_What is required:_
Find all the lines with "value" and gather them.

_Given information:_
────────────────────
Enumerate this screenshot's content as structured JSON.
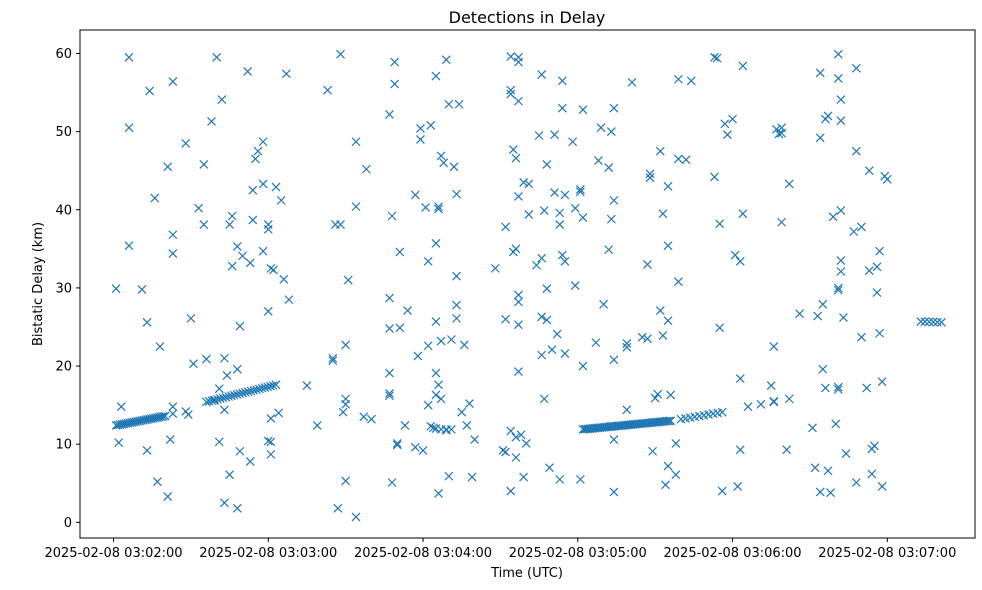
{
  "chart_data": {
    "type": "scatter",
    "title": "Detections in Delay",
    "xlabel": "Time (UTC)",
    "ylabel": "Bistatic Delay (km)",
    "marker": "x",
    "color": "#1f77b4",
    "x_unit": "seconds since 2025-02-08 03:02:00 UTC",
    "xlim": [
      -13,
      334
    ],
    "ylim": [
      -2,
      63
    ],
    "grid": false,
    "legend": "none",
    "x_ticks": [
      {
        "value": 0,
        "label": "2025-02-08 03:02:00"
      },
      {
        "value": 60,
        "label": "2025-02-08 03:03:00"
      },
      {
        "value": 120,
        "label": "2025-02-08 03:04:00"
      },
      {
        "value": 180,
        "label": "2025-02-08 03:05:00"
      },
      {
        "value": 240,
        "label": "2025-02-08 03:06:00"
      },
      {
        "value": 300,
        "label": "2025-02-08 03:07:00"
      }
    ],
    "y_ticks": [
      0,
      10,
      20,
      30,
      40,
      50,
      60
    ],
    "tracks": [
      {
        "name": "track-1",
        "x_start": 1,
        "y_start": 12.4,
        "x_end": 20,
        "y_end": 13.6,
        "count": 26
      },
      {
        "name": "track-2",
        "x_start": 36,
        "y_start": 15.4,
        "x_end": 63,
        "y_end": 17.6,
        "count": 26
      },
      {
        "name": "track-3",
        "x_start": 182,
        "y_start": 11.9,
        "x_end": 216,
        "y_end": 13.0,
        "count": 52
      },
      {
        "name": "track-4",
        "x_start": 220,
        "y_start": 13.2,
        "x_end": 236,
        "y_end": 14.1,
        "count": 10
      },
      {
        "name": "track-5",
        "x_start": 313,
        "y_start": 25.7,
        "x_end": 321,
        "y_end": 25.6,
        "count": 6
      }
    ],
    "clutter_points": [
      [
        1,
        29.9
      ],
      [
        2,
        10.2
      ],
      [
        3,
        14.8
      ],
      [
        6,
        59.5
      ],
      [
        6,
        50.5
      ],
      [
        6,
        35.4
      ],
      [
        11,
        29.8
      ],
      [
        13,
        9.2
      ],
      [
        13,
        25.6
      ],
      [
        14,
        55.2
      ],
      [
        16,
        41.5
      ],
      [
        17,
        5.2
      ],
      [
        18,
        22.5
      ],
      [
        21,
        45.5
      ],
      [
        21,
        3.3
      ],
      [
        22,
        10.6
      ],
      [
        23,
        14.8
      ],
      [
        23,
        13.9
      ],
      [
        23,
        36.8
      ],
      [
        23,
        34.4
      ],
      [
        23,
        56.4
      ],
      [
        28,
        48.5
      ],
      [
        28,
        14.2
      ],
      [
        29,
        13.8
      ],
      [
        30,
        26.1
      ],
      [
        31,
        20.3
      ],
      [
        33,
        40.2
      ],
      [
        35,
        38.1
      ],
      [
        35,
        45.8
      ],
      [
        36,
        20.9
      ],
      [
        38,
        51.3
      ],
      [
        39,
        15.6
      ],
      [
        40,
        59.5
      ],
      [
        41,
        10.3
      ],
      [
        41,
        17.1
      ],
      [
        42,
        54.1
      ],
      [
        43,
        2.5
      ],
      [
        43,
        14.4
      ],
      [
        43,
        21.0
      ],
      [
        44,
        18.8
      ],
      [
        45,
        6.1
      ],
      [
        45,
        38.1
      ],
      [
        46,
        39.2
      ],
      [
        46,
        32.8
      ],
      [
        48,
        1.8
      ],
      [
        48,
        19.6
      ],
      [
        48,
        35.3
      ],
      [
        49,
        9.1
      ],
      [
        49,
        25.1
      ],
      [
        50,
        34.1
      ],
      [
        52,
        57.7
      ],
      [
        53,
        7.8
      ],
      [
        53,
        33.2
      ],
      [
        54,
        42.5
      ],
      [
        54,
        38.7
      ],
      [
        55,
        46.5
      ],
      [
        56,
        47.5
      ],
      [
        58,
        48.7
      ],
      [
        58,
        43.3
      ],
      [
        58,
        34.7
      ],
      [
        60,
        38.1
      ],
      [
        60,
        37.5
      ],
      [
        60,
        10.4
      ],
      [
        60,
        27.0
      ],
      [
        61,
        8.7
      ],
      [
        61,
        10.3
      ],
      [
        61,
        32.5
      ],
      [
        61,
        13.3
      ],
      [
        62,
        32.3
      ],
      [
        63,
        42.9
      ],
      [
        64,
        14.0
      ],
      [
        65,
        41.2
      ],
      [
        66,
        31.1
      ],
      [
        67,
        57.4
      ],
      [
        68,
        28.5
      ],
      [
        75,
        17.5
      ],
      [
        79,
        12.4
      ],
      [
        83,
        55.3
      ],
      [
        85,
        21.0
      ],
      [
        85,
        20.7
      ],
      [
        86,
        38.1
      ],
      [
        87,
        1.8
      ],
      [
        88,
        38.1
      ],
      [
        88,
        59.9
      ],
      [
        89,
        14.1
      ],
      [
        90,
        5.3
      ],
      [
        90,
        22.7
      ],
      [
        90,
        15.1
      ],
      [
        90,
        15.8
      ],
      [
        91,
        31.0
      ],
      [
        94,
        0.7
      ],
      [
        94,
        48.7
      ],
      [
        94,
        40.4
      ],
      [
        97,
        13.5
      ],
      [
        98,
        45.2
      ],
      [
        100,
        13.2
      ],
      [
        107,
        28.7
      ],
      [
        107,
        24.8
      ],
      [
        107,
        19.1
      ],
      [
        107,
        16.5
      ],
      [
        107,
        16.2
      ],
      [
        107,
        52.2
      ],
      [
        108,
        39.2
      ],
      [
        108,
        5.1
      ],
      [
        109,
        58.9
      ],
      [
        109,
        56.1
      ],
      [
        110,
        10.1
      ],
      [
        110,
        9.9
      ],
      [
        111,
        34.6
      ],
      [
        111,
        24.9
      ],
      [
        113,
        12.4
      ],
      [
        114,
        27.1
      ],
      [
        117,
        41.9
      ],
      [
        117,
        9.6
      ],
      [
        118,
        21.3
      ],
      [
        119,
        49.0
      ],
      [
        119,
        50.4
      ],
      [
        120,
        9.2
      ],
      [
        121,
        40.3
      ],
      [
        122,
        33.4
      ],
      [
        122,
        15.0
      ],
      [
        122,
        22.6
      ],
      [
        123,
        50.8
      ],
      [
        123,
        12.3
      ],
      [
        124,
        12.1
      ],
      [
        125,
        57.1
      ],
      [
        125,
        35.7
      ],
      [
        125,
        25.7
      ],
      [
        125,
        16.3
      ],
      [
        125,
        19.1
      ],
      [
        125,
        12.0
      ],
      [
        126,
        17.6
      ],
      [
        126,
        40.1
      ],
      [
        126,
        40.4
      ],
      [
        126,
        3.7
      ],
      [
        127,
        46.9
      ],
      [
        127,
        11.9
      ],
      [
        127,
        15.8
      ],
      [
        127,
        23.2
      ],
      [
        128,
        46.0
      ],
      [
        129,
        11.8
      ],
      [
        129,
        11.9
      ],
      [
        129,
        59.2
      ],
      [
        130,
        53.5
      ],
      [
        130,
        5.9
      ],
      [
        131,
        23.4
      ],
      [
        131,
        11.9
      ],
      [
        132,
        45.5
      ],
      [
        133,
        42.0
      ],
      [
        133,
        31.5
      ],
      [
        133,
        27.8
      ],
      [
        133,
        26.1
      ],
      [
        134,
        53.5
      ],
      [
        135,
        14.1
      ],
      [
        136,
        22.7
      ],
      [
        137,
        12.4
      ],
      [
        138,
        15.2
      ],
      [
        139,
        5.8
      ],
      [
        140,
        10.6
      ],
      [
        148,
        32.5
      ],
      [
        151,
        9.2
      ],
      [
        152,
        9.0
      ],
      [
        152,
        26.0
      ],
      [
        152,
        37.8
      ],
      [
        154,
        55.3
      ],
      [
        154,
        59.6
      ],
      [
        154,
        54.8
      ],
      [
        154,
        4.0
      ],
      [
        154,
        11.7
      ],
      [
        155,
        47.7
      ],
      [
        155,
        34.6
      ],
      [
        156,
        46.6
      ],
      [
        156,
        35.0
      ],
      [
        156,
        10.9
      ],
      [
        156,
        8.3
      ],
      [
        157,
        58.9
      ],
      [
        157,
        59.5
      ],
      [
        157,
        53.9
      ],
      [
        157,
        41.7
      ],
      [
        157,
        29.1
      ],
      [
        157,
        28.2
      ],
      [
        157,
        25.3
      ],
      [
        157,
        19.3
      ],
      [
        158,
        11.2
      ],
      [
        159,
        43.5
      ],
      [
        159,
        5.8
      ],
      [
        160,
        10.1
      ],
      [
        161,
        43.3
      ],
      [
        161,
        39.4
      ],
      [
        164,
        32.9
      ],
      [
        165,
        49.5
      ],
      [
        166,
        57.3
      ],
      [
        166,
        33.8
      ],
      [
        166,
        21.4
      ],
      [
        166,
        26.3
      ],
      [
        167,
        39.9
      ],
      [
        167,
        15.8
      ],
      [
        168,
        45.8
      ],
      [
        168,
        25.9
      ],
      [
        168,
        29.9
      ],
      [
        169,
        7.0
      ],
      [
        170,
        22.1
      ],
      [
        171,
        42.2
      ],
      [
        171,
        49.6
      ],
      [
        172,
        24.1
      ],
      [
        173,
        38.1
      ],
      [
        173,
        39.6
      ],
      [
        173,
        5.5
      ],
      [
        174,
        56.5
      ],
      [
        174,
        53.0
      ],
      [
        174,
        34.2
      ],
      [
        175,
        33.4
      ],
      [
        175,
        21.6
      ],
      [
        175,
        41.9
      ],
      [
        178,
        48.7
      ],
      [
        179,
        40.2
      ],
      [
        179,
        30.3
      ],
      [
        181,
        5.5
      ],
      [
        181,
        42.6
      ],
      [
        181,
        42.3
      ],
      [
        182,
        52.8
      ],
      [
        182,
        39.0
      ],
      [
        182,
        20.0
      ],
      [
        187,
        23.0
      ],
      [
        188,
        46.3
      ],
      [
        189,
        50.5
      ],
      [
        190,
        27.9
      ],
      [
        192,
        45.4
      ],
      [
        192,
        34.9
      ],
      [
        193,
        50.0
      ],
      [
        193,
        38.8
      ],
      [
        193,
        12.3
      ],
      [
        194,
        53.0
      ],
      [
        194,
        41.2
      ],
      [
        194,
        20.8
      ],
      [
        194,
        10.6
      ],
      [
        194,
        3.9
      ],
      [
        199,
        22.9
      ],
      [
        199,
        22.4
      ],
      [
        199,
        14.4
      ],
      [
        201,
        56.3
      ],
      [
        205,
        23.7
      ],
      [
        207,
        33.0
      ],
      [
        207,
        23.5
      ],
      [
        208,
        44.6
      ],
      [
        208,
        44.1
      ],
      [
        209,
        9.1
      ],
      [
        210,
        15.9
      ],
      [
        211,
        16.4
      ],
      [
        212,
        47.5
      ],
      [
        212,
        27.1
      ],
      [
        213,
        39.5
      ],
      [
        213,
        23.9
      ],
      [
        214,
        4.8
      ],
      [
        215,
        43.0
      ],
      [
        215,
        35.4
      ],
      [
        215,
        25.8
      ],
      [
        215,
        7.2
      ],
      [
        216,
        16.3
      ],
      [
        218,
        6.1
      ],
      [
        218,
        10.1
      ],
      [
        219,
        30.8
      ],
      [
        219,
        46.5
      ],
      [
        219,
        56.7
      ],
      [
        222,
        46.4
      ],
      [
        224,
        56.5
      ],
      [
        233,
        44.2
      ],
      [
        233,
        59.5
      ],
      [
        234,
        59.4
      ],
      [
        235,
        38.2
      ],
      [
        235,
        24.9
      ],
      [
        236,
        4.0
      ],
      [
        237,
        51.0
      ],
      [
        238,
        49.6
      ],
      [
        240,
        51.6
      ],
      [
        241,
        34.2
      ],
      [
        242,
        4.6
      ],
      [
        243,
        9.3
      ],
      [
        243,
        18.4
      ],
      [
        243,
        33.4
      ],
      [
        244,
        58.4
      ],
      [
        244,
        39.5
      ],
      [
        246,
        14.8
      ],
      [
        251,
        15.1
      ],
      [
        255,
        17.5
      ],
      [
        256,
        22.5
      ],
      [
        256,
        15.5
      ],
      [
        256,
        15.4
      ],
      [
        257,
        50.3
      ],
      [
        258,
        49.7
      ],
      [
        259,
        50.5
      ],
      [
        259,
        49.8
      ],
      [
        259,
        38.4
      ],
      [
        261,
        9.3
      ],
      [
        262,
        43.3
      ],
      [
        262,
        15.8
      ],
      [
        266,
        26.7
      ],
      [
        271,
        12.1
      ],
      [
        272,
        7.0
      ],
      [
        273,
        26.4
      ],
      [
        274,
        57.5
      ],
      [
        274,
        49.2
      ],
      [
        274,
        3.9
      ],
      [
        275,
        27.9
      ],
      [
        275,
        19.6
      ],
      [
        276,
        51.6
      ],
      [
        276,
        17.2
      ],
      [
        277,
        52.0
      ],
      [
        277,
        6.6
      ],
      [
        278,
        3.8
      ],
      [
        279,
        39.1
      ],
      [
        280,
        12.6
      ],
      [
        281,
        59.9
      ],
      [
        281,
        56.8
      ],
      [
        281,
        30.0
      ],
      [
        281,
        29.7
      ],
      [
        281,
        17.3
      ],
      [
        281,
        17.0
      ],
      [
        282,
        54.1
      ],
      [
        282,
        51.4
      ],
      [
        282,
        39.9
      ],
      [
        282,
        33.5
      ],
      [
        282,
        32.1
      ],
      [
        283,
        26.2
      ],
      [
        284,
        8.8
      ],
      [
        287,
        37.2
      ],
      [
        288,
        58.1
      ],
      [
        288,
        47.5
      ],
      [
        288,
        5.1
      ],
      [
        290,
        37.8
      ],
      [
        290,
        23.7
      ],
      [
        292,
        17.2
      ],
      [
        293,
        45.0
      ],
      [
        293,
        32.2
      ],
      [
        294,
        6.2
      ],
      [
        294,
        9.4
      ],
      [
        295,
        9.8
      ],
      [
        296,
        29.4
      ],
      [
        296,
        32.7
      ],
      [
        297,
        34.7
      ],
      [
        297,
        24.2
      ],
      [
        298,
        18.0
      ],
      [
        298,
        4.6
      ],
      [
        299,
        44.3
      ],
      [
        300,
        43.9
      ]
    ]
  }
}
────────────────────
_Exercise output:_
        "value": 0,
        "value": 60,
        "value": 120,
        "value": 180,
        "value": 240,
        "value": 300,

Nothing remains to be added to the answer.